*REQUIREMENT:*
Repeat the listing below in full, exactly as it stands.

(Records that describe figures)
----
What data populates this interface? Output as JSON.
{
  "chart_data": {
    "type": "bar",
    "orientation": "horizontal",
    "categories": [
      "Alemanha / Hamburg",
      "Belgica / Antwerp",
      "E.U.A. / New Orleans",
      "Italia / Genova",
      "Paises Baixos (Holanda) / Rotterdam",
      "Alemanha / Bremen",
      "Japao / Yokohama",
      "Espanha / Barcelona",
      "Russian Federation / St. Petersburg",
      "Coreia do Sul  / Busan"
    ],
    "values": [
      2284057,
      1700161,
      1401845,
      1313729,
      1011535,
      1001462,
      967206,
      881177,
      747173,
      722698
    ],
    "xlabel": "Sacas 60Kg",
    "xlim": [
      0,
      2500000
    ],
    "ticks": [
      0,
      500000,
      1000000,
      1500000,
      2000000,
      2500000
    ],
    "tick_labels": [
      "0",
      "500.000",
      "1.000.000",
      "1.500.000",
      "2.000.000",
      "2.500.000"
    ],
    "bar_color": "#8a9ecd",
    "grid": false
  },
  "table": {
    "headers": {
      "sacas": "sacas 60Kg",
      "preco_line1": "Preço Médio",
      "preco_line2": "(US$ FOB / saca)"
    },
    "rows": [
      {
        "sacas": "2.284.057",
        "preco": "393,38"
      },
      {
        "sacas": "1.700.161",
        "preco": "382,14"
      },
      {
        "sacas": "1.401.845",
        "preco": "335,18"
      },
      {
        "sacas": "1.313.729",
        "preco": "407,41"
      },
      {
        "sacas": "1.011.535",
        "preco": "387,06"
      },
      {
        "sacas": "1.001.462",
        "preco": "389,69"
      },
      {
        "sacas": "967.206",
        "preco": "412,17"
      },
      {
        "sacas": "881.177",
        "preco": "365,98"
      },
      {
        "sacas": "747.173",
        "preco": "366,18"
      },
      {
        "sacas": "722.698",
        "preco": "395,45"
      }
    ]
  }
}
----
*EXERCISE ANSWER:*
What data populates this interface? Output as JSON.
{
  "chart_data": {
    "type": "bar",
    "orientation": "horizontal",
    "categories": [
      "Alemanha / Hamburg",
      "Belgica / Antwerp",
      "E.U.A. / New Orleans",
      "Italia / Genova",
      "Paises Baixos (Holanda) / Rotterdam",
      "Alemanha / Bremen",
      "Japao / Yokohama",
      "Espanha / Barcelona",
      "Russian Federation / St. Petersburg",
      "Coreia do Sul  / Busan"
    ],
    "values": [
      2284057,
      1700161,
      1401845,
      1313729,
      1011535,
      1001462,
      967206,
      881177,
      747173,
      722698
    ],
    "xlabel": "Sacas 60Kg",
    "xlim": [
      0,
      2500000
    ],
    "ticks": [
      0,
      500000,
      1000000,
      1500000,
      2000000,
      2500000
    ],
    "tick_labels": [
      "0",
      "500.000",
      "1.000.000",
      "1.500.000",
      "2.000.000",
      "2.500.000"
    ],
    "bar_color": "#8a9ecd",
    "grid": false
  },
  "table": {
    "headers": {
      "sacas": "sacas 60Kg",
      "preco_line1": "Preço Médio",
      "preco_line2": "(US$ FOB / saca)"
    },
    "rows": [
      {
        "sacas": "2.284.057",
        "preco": "393,38"
      },
      {
        "sacas": "1.700.161",
        "preco": "382,14"
      },
      {
        "sacas": "1.401.845",
        "preco": "335,18"
      },
      {
        "sacas": "1.313.729",
        "preco": "407,41"
      },
      {
        "sacas": "1.011.535",
        "preco": "387,06"
      },
      {
        "sacas": "1.001.462",
        "preco": "389,69"
      },
      {
        "sacas": "967.206",
        "preco": "412,17"
      },
      {
        "sacas": "881.177",
        "preco": "365,98"
      },
      {
        "sacas": "747.173",
        "preco": "366,18"
      },
      {
        "sacas": "722.698",
        "preco": "395,45"
      }
    ]
  }
}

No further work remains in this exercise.